Dataset excerpt:
# # # #

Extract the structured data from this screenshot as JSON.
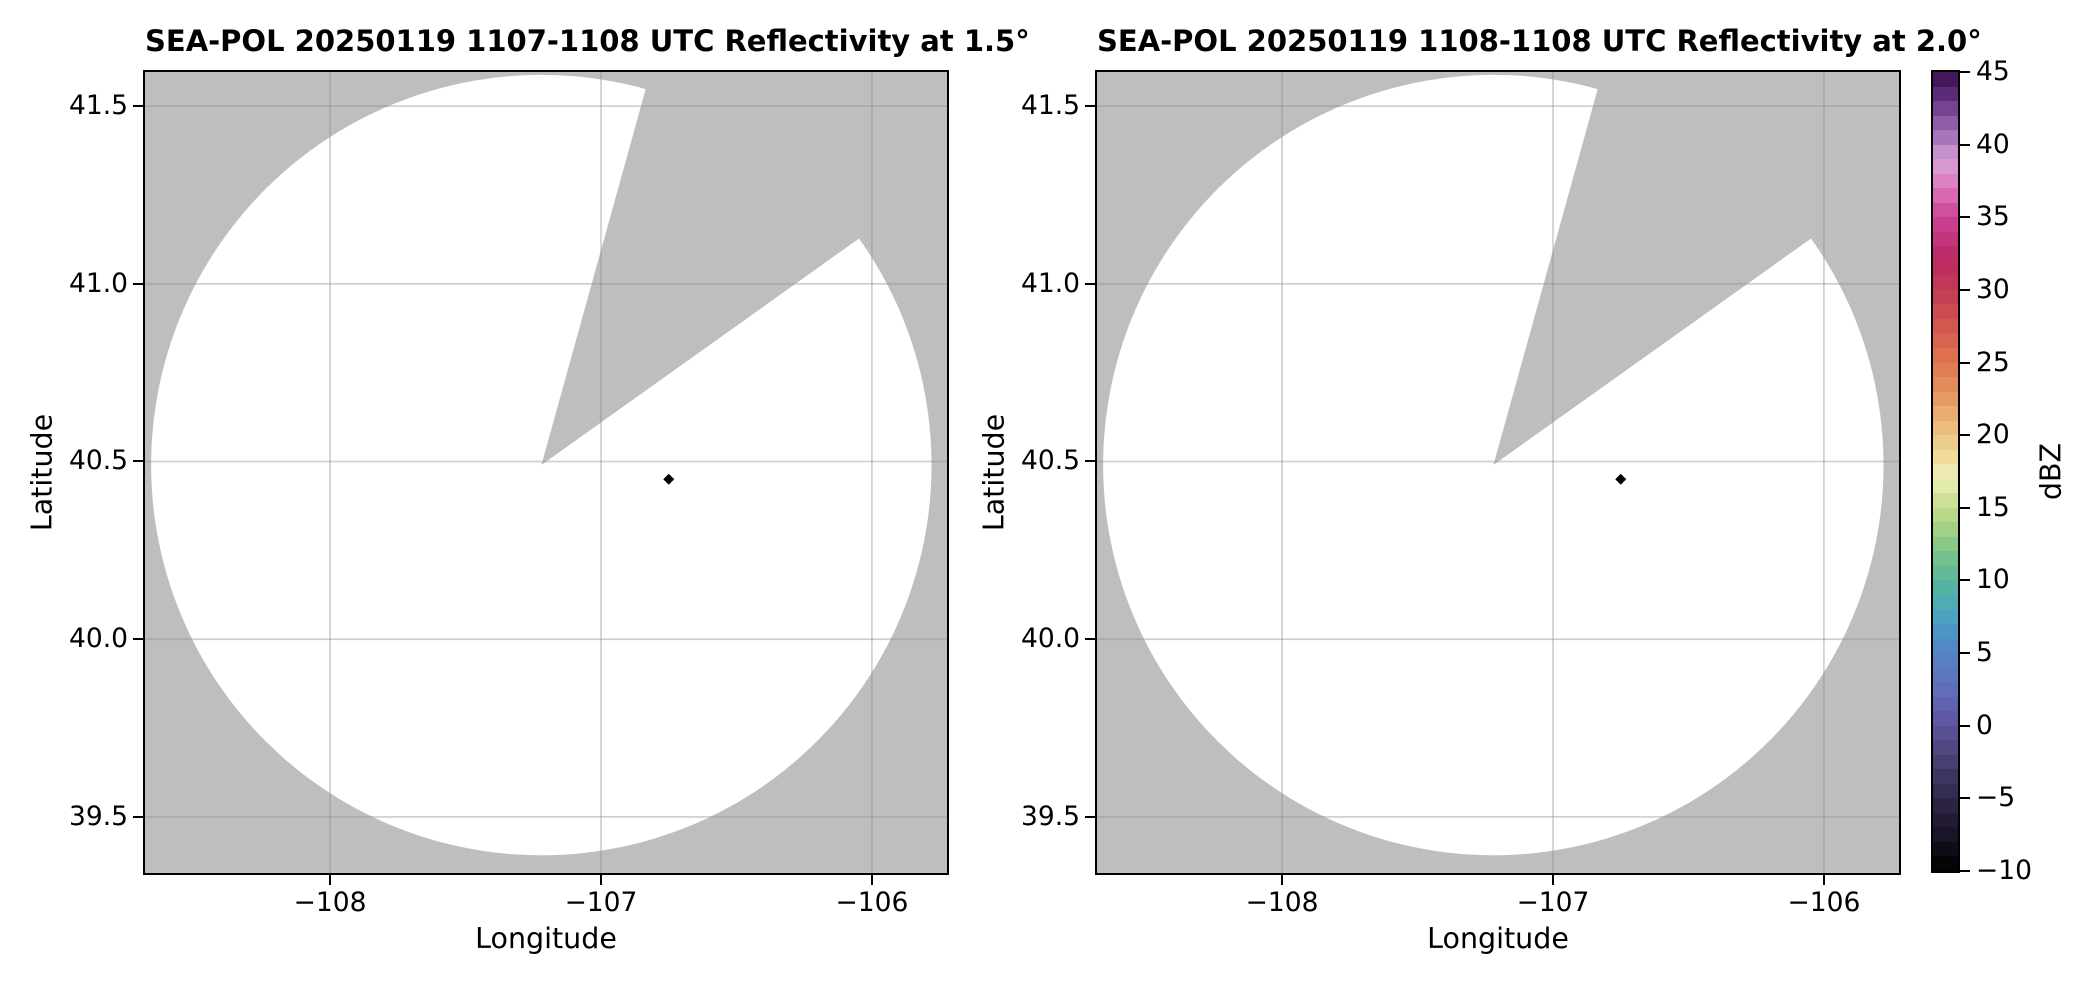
{
  "colors": {
    "background": "#FFFFFF",
    "masked_region": "#BEBEBE",
    "coverage_fill": "#FFFFFF",
    "grid": "rgba(140,140,140,0.40)",
    "spine": "#000000",
    "text": "#000000",
    "marker": "#000000"
  },
  "panels": [
    {
      "title": "SEA-POL 20250119 1107-1108 UTC Reflectivity at 1.5°",
      "xlabel": "Longitude",
      "ylabel": "Latitude",
      "x_ticks": [
        {
          "value": -108,
          "label": "−108"
        },
        {
          "value": -107,
          "label": "−107"
        },
        {
          "value": -106,
          "label": "−106"
        }
      ],
      "y_ticks": [
        {
          "value": 41.5,
          "label": "41.5"
        },
        {
          "value": 41.0,
          "label": "41.0"
        },
        {
          "value": 40.5,
          "label": "40.5"
        },
        {
          "value": 40.0,
          "label": "40.0"
        },
        {
          "value": 39.5,
          "label": "39.5"
        }
      ]
    },
    {
      "title": "SEA-POL 20250119 1108-1108 UTC Reflectivity at 2.0°",
      "xlabel": "Longitude",
      "ylabel": "Latitude",
      "x_ticks": [
        {
          "value": -108,
          "label": "−108"
        },
        {
          "value": -107,
          "label": "−107"
        },
        {
          "value": -106,
          "label": "−106"
        }
      ],
      "y_ticks": [
        {
          "value": 41.5,
          "label": "41.5"
        },
        {
          "value": 41.0,
          "label": "41.0"
        },
        {
          "value": 40.5,
          "label": "40.5"
        },
        {
          "value": 40.0,
          "label": "40.0"
        },
        {
          "value": 39.5,
          "label": "39.5"
        }
      ]
    }
  ],
  "colorbar": {
    "label": "dBZ",
    "min": -10,
    "max": 45,
    "band_step_dbz": 1,
    "ticks": [
      {
        "value": 45,
        "label": "45"
      },
      {
        "value": 40,
        "label": "40"
      },
      {
        "value": 35,
        "label": "35"
      },
      {
        "value": 30,
        "label": "30"
      },
      {
        "value": 25,
        "label": "25"
      },
      {
        "value": 20,
        "label": "20"
      },
      {
        "value": 15,
        "label": "15"
      },
      {
        "value": 10,
        "label": "10"
      },
      {
        "value": 5,
        "label": "5"
      },
      {
        "value": 0,
        "label": "0"
      },
      {
        "value": -5,
        "label": "−5"
      },
      {
        "value": -10,
        "label": "−10"
      }
    ],
    "stops": [
      [
        -10,
        "#000000"
      ],
      [
        -8,
        "#14101F"
      ],
      [
        -6,
        "#261E3A"
      ],
      [
        -4,
        "#383058"
      ],
      [
        -2,
        "#4C4479"
      ],
      [
        0,
        "#5C549B"
      ],
      [
        2,
        "#6368B5"
      ],
      [
        4,
        "#5A7AC3"
      ],
      [
        6,
        "#4E8EC8"
      ],
      [
        8,
        "#4BA8BD"
      ],
      [
        10,
        "#5AB69C"
      ],
      [
        12,
        "#7EC489"
      ],
      [
        14,
        "#ACD583"
      ],
      [
        16,
        "#D9E49B"
      ],
      [
        17,
        "#EDEFC0"
      ],
      [
        18,
        "#F0E3A6"
      ],
      [
        20,
        "#ECC682"
      ],
      [
        22,
        "#E6A468"
      ],
      [
        24,
        "#E28355"
      ],
      [
        26,
        "#DB6A50"
      ],
      [
        28,
        "#D04F50"
      ],
      [
        30,
        "#C13B53"
      ],
      [
        32,
        "#BB2962"
      ],
      [
        34,
        "#C53A86"
      ],
      [
        35,
        "#CC4493"
      ],
      [
        36,
        "#D65CA9"
      ],
      [
        37,
        "#DB73BB"
      ],
      [
        38,
        "#DB90CB"
      ],
      [
        39,
        "#D7A0D5"
      ],
      [
        40,
        "#B480C4"
      ],
      [
        41,
        "#9C68B3"
      ],
      [
        42,
        "#834F9D"
      ],
      [
        43,
        "#673783"
      ],
      [
        44,
        "#4F2167"
      ],
      [
        45,
        "#390D4F"
      ]
    ]
  },
  "chart_data": {
    "type": "heatmap",
    "subtype": "radar-ppi-reflectivity",
    "description": "Two PPI sweeps of SEA-POL radar reflectivity on a lon/lat map. Scanned coverage is a disk around the radar with one unscanned azimuthal sector (gray). Only a single low-reflectivity echo gate (black diamond) is present in each sweep.",
    "grid": true,
    "legend": false,
    "panels": [
      {
        "title": "SEA-POL 20250119 1107-1108 UTC Reflectivity at 1.5°",
        "radar": "SEA-POL",
        "date": "20250119",
        "time_utc": "1107-1108",
        "elevation_deg": 1.5,
        "xlabel": "Longitude",
        "ylabel": "Latitude",
        "xlim": [
          -108.683,
          -105.723
        ],
        "ylim": [
          39.342,
          41.596
        ],
        "xticks": [
          -108,
          -107,
          -106
        ],
        "yticks": [
          41.5,
          41.0,
          40.5,
          40.0,
          39.5
        ],
        "radar_center": {
          "lon": -107.22,
          "lat": 40.49
        },
        "coverage_radius_deg_lon": 1.44,
        "coverage_radius_deg_lat": 1.1,
        "missing_sector_azimuth_deg": [
          15.5,
          54.5
        ],
        "echoes": [
          {
            "lon": -106.75,
            "lat": 40.45,
            "dbz_approx": -10,
            "marker": "diamond",
            "color": "#000000"
          }
        ]
      },
      {
        "title": "SEA-POL 20250119 1108-1108 UTC Reflectivity at 2.0°",
        "radar": "SEA-POL",
        "date": "20250119",
        "time_utc": "1108-1108",
        "elevation_deg": 2.0,
        "xlabel": "Longitude",
        "ylabel": "Latitude",
        "xlim": [
          -108.683,
          -105.723
        ],
        "ylim": [
          39.342,
          41.596
        ],
        "xticks": [
          -108,
          -107,
          -106
        ],
        "yticks": [
          41.5,
          41.0,
          40.5,
          40.0,
          39.5
        ],
        "radar_center": {
          "lon": -107.22,
          "lat": 40.49
        },
        "coverage_radius_deg_lon": 1.44,
        "coverage_radius_deg_lat": 1.1,
        "missing_sector_azimuth_deg": [
          15.5,
          54.5
        ],
        "echoes": [
          {
            "lon": -106.75,
            "lat": 40.45,
            "dbz_approx": -10,
            "marker": "diamond",
            "color": "#000000"
          }
        ]
      }
    ],
    "colorbar": {
      "label": "dBZ",
      "range": [
        -10,
        45
      ],
      "ticks": [
        45,
        40,
        35,
        30,
        25,
        20,
        15,
        10,
        5,
        0,
        -5,
        -10
      ]
    }
  }
}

# # # #

Goal of the exercise -> Reproduce the entries exactly. Do not carry over any picture.

The output ->
Extract the structured data from this screenshot as JSON.
{
  "colors": {
    "background": "#FFFFFF",
    "masked_region": "#BEBEBE",
    "coverage_fill": "#FFFFFF",
    "grid": "rgba(140,140,140,0.40)",
    "spine": "#000000",
    "text": "#000000",
    "marker": "#000000"
  },
  "panels": [
    {
      "title": "SEA-POL 20250119 1107-1108 UTC Reflectivity at 1.5°",
      "xlabel": "Longitude",
      "ylabel": "Latitude",
      "x_ticks": [
        {
          "value": -108,
          "label": "−108"
        },
        {
          "value": -107,
          "label": "−107"
        },
        {
          "value": -106,
          "label": "−106"
        }
      ],
      "y_ticks": [
        {
          "value": 41.5,
          "label": "41.5"
        },
        {
          "value": 41.0,
          "label": "41.0"
        },
        {
          "value": 40.5,
          "label": "40.5"
        },
        {
          "value": 40.0,
          "label": "40.0"
        },
        {
          "value": 39.5,
          "label": "39.5"
        }
      ]
    },
    {
      "title": "SEA-POL 20250119 1108-1108 UTC Reflectivity at 2.0°",
      "xlabel": "Longitude",
      "ylabel": "Latitude",
      "x_ticks": [
        {
          "value": -108,
          "label": "−108"
        },
        {
          "value": -107,
          "label": "−107"
        },
        {
          "value": -106,
          "label": "−106"
        }
      ],
      "y_ticks": [
        {
          "value": 41.5,
          "label": "41.5"
        },
        {
          "value": 41.0,
          "label": "41.0"
        },
        {
          "value": 40.5,
          "label": "40.5"
        },
        {
          "value": 40.0,
          "label": "40.0"
        },
        {
          "value": 39.5,
          "label": "39.5"
        }
      ]
    }
  ],
  "colorbar": {
    "label": "dBZ",
    "min": -10,
    "max": 45,
    "band_step_dbz": 1,
    "ticks": [
      {
        "value": 45,
        "label": "45"
      },
      {
        "value": 40,
        "label": "40"
      },
      {
        "value": 35,
        "label": "35"
      },
      {
        "value": 30,
        "label": "30"
      },
      {
        "value": 25,
        "label": "25"
      },
      {
        "value": 20,
        "label": "20"
      },
      {
        "value": 15,
        "label": "15"
      },
      {
        "value": 10,
        "label": "10"
      },
      {
        "value": 5,
        "label": "5"
      },
      {
        "value": 0,
        "label": "0"
      },
      {
        "value": -5,
        "label": "−5"
      },
      {
        "value": -10,
        "label": "−10"
      }
    ],
    "stops": [
      [
        -10,
        "#000000"
      ],
      [
        -8,
        "#14101F"
      ],
      [
        -6,
        "#261E3A"
      ],
      [
        -4,
        "#383058"
      ],
      [
        -2,
        "#4C4479"
      ],
      [
        0,
        "#5C549B"
      ],
      [
        2,
        "#6368B5"
      ],
      [
        4,
        "#5A7AC3"
      ],
      [
        6,
        "#4E8EC8"
      ],
      [
        8,
        "#4BA8BD"
      ],
      [
        10,
        "#5AB69C"
      ],
      [
        12,
        "#7EC489"
      ],
      [
        14,
        "#ACD583"
      ],
      [
        16,
        "#D9E49B"
      ],
      [
        17,
        "#EDEFC0"
      ],
      [
        18,
        "#F0E3A6"
      ],
      [
        20,
        "#ECC682"
      ],
      [
        22,
        "#E6A468"
      ],
      [
        24,
        "#E28355"
      ],
      [
        26,
        "#DB6A50"
      ],
      [
        28,
        "#D04F50"
      ],
      [
        30,
        "#C13B53"
      ],
      [
        32,
        "#BB2962"
      ],
      [
        34,
        "#C53A86"
      ],
      [
        35,
        "#CC4493"
      ],
      [
        36,
        "#D65CA9"
      ],
      [
        37,
        "#DB73BB"
      ],
      [
        38,
        "#DB90CB"
      ],
      [
        39,
        "#D7A0D5"
      ],
      [
        40,
        "#B480C4"
      ],
      [
        41,
        "#9C68B3"
      ],
      [
        42,
        "#834F9D"
      ],
      [
        43,
        "#673783"
      ],
      [
        44,
        "#4F2167"
      ],
      [
        45,
        "#390D4F"
      ]
    ]
  },
  "chart_data": {
    "type": "heatmap",
    "subtype": "radar-ppi-reflectivity",
    "description": "Two PPI sweeps of SEA-POL radar reflectivity on a lon/lat map. Scanned coverage is a disk around the radar with one unscanned azimuthal sector (gray). Only a single low-reflectivity echo gate (black diamond) is present in each sweep.",
    "grid": true,
    "legend": false,
    "panels": [
      {
        "title": "SEA-POL 20250119 1107-1108 UTC Reflectivity at 1.5°",
        "radar": "SEA-POL",
        "date": "20250119",
        "time_utc": "1107-1108",
        "elevation_deg": 1.5,
        "xlabel": "Longitude",
        "ylabel": "Latitude",
        "xlim": [
          -108.683,
          -105.723
        ],
        "ylim": [
          39.342,
          41.596
        ],
        "xticks": [
          -108,
          -107,
          -106
        ],
        "yticks": [
          41.5,
          41.0,
          40.5,
          40.0,
          39.5
        ],
        "radar_center": {
          "lon": -107.22,
          "lat": 40.49
        },
        "coverage_radius_deg_lon": 1.44,
        "coverage_radius_deg_lat": 1.1,
        "missing_sector_azimuth_deg": [
          15.5,
          54.5
        ],
        "echoes": [
          {
            "lon": -106.75,
            "lat": 40.45,
            "dbz_approx": -10,
            "marker": "diamond",
            "color": "#000000"
          }
        ]
      },
      {
        "title": "SEA-POL 20250119 1108-1108 UTC Reflectivity at 2.0°",
        "radar": "SEA-POL",
        "date": "20250119",
        "time_utc": "1108-1108",
        "elevation_deg": 2.0,
        "xlabel": "Longitude",
        "ylabel": "Latitude",
        "xlim": [
          -108.683,
          -105.723
        ],
        "ylim": [
          39.342,
          41.596
        ],
        "xticks": [
          -108,
          -107,
          -106
        ],
        "yticks": [
          41.5,
          41.0,
          40.5,
          40.0,
          39.5
        ],
        "radar_center": {
          "lon": -107.22,
          "lat": 40.49
        },
        "coverage_radius_deg_lon": 1.44,
        "coverage_radius_deg_lat": 1.1,
        "missing_sector_azimuth_deg": [
          15.5,
          54.5
        ],
        "echoes": [
          {
            "lon": -106.75,
            "lat": 40.45,
            "dbz_approx": -10,
            "marker": "diamond",
            "color": "#000000"
          }
        ]
      }
    ],
    "colorbar": {
      "label": "dBZ",
      "range": [
        -10,
        45
      ],
      "ticks": [
        45,
        40,
        35,
        30,
        25,
        20,
        15,
        10,
        5,
        0,
        -5,
        -10
      ]
    }
  }
}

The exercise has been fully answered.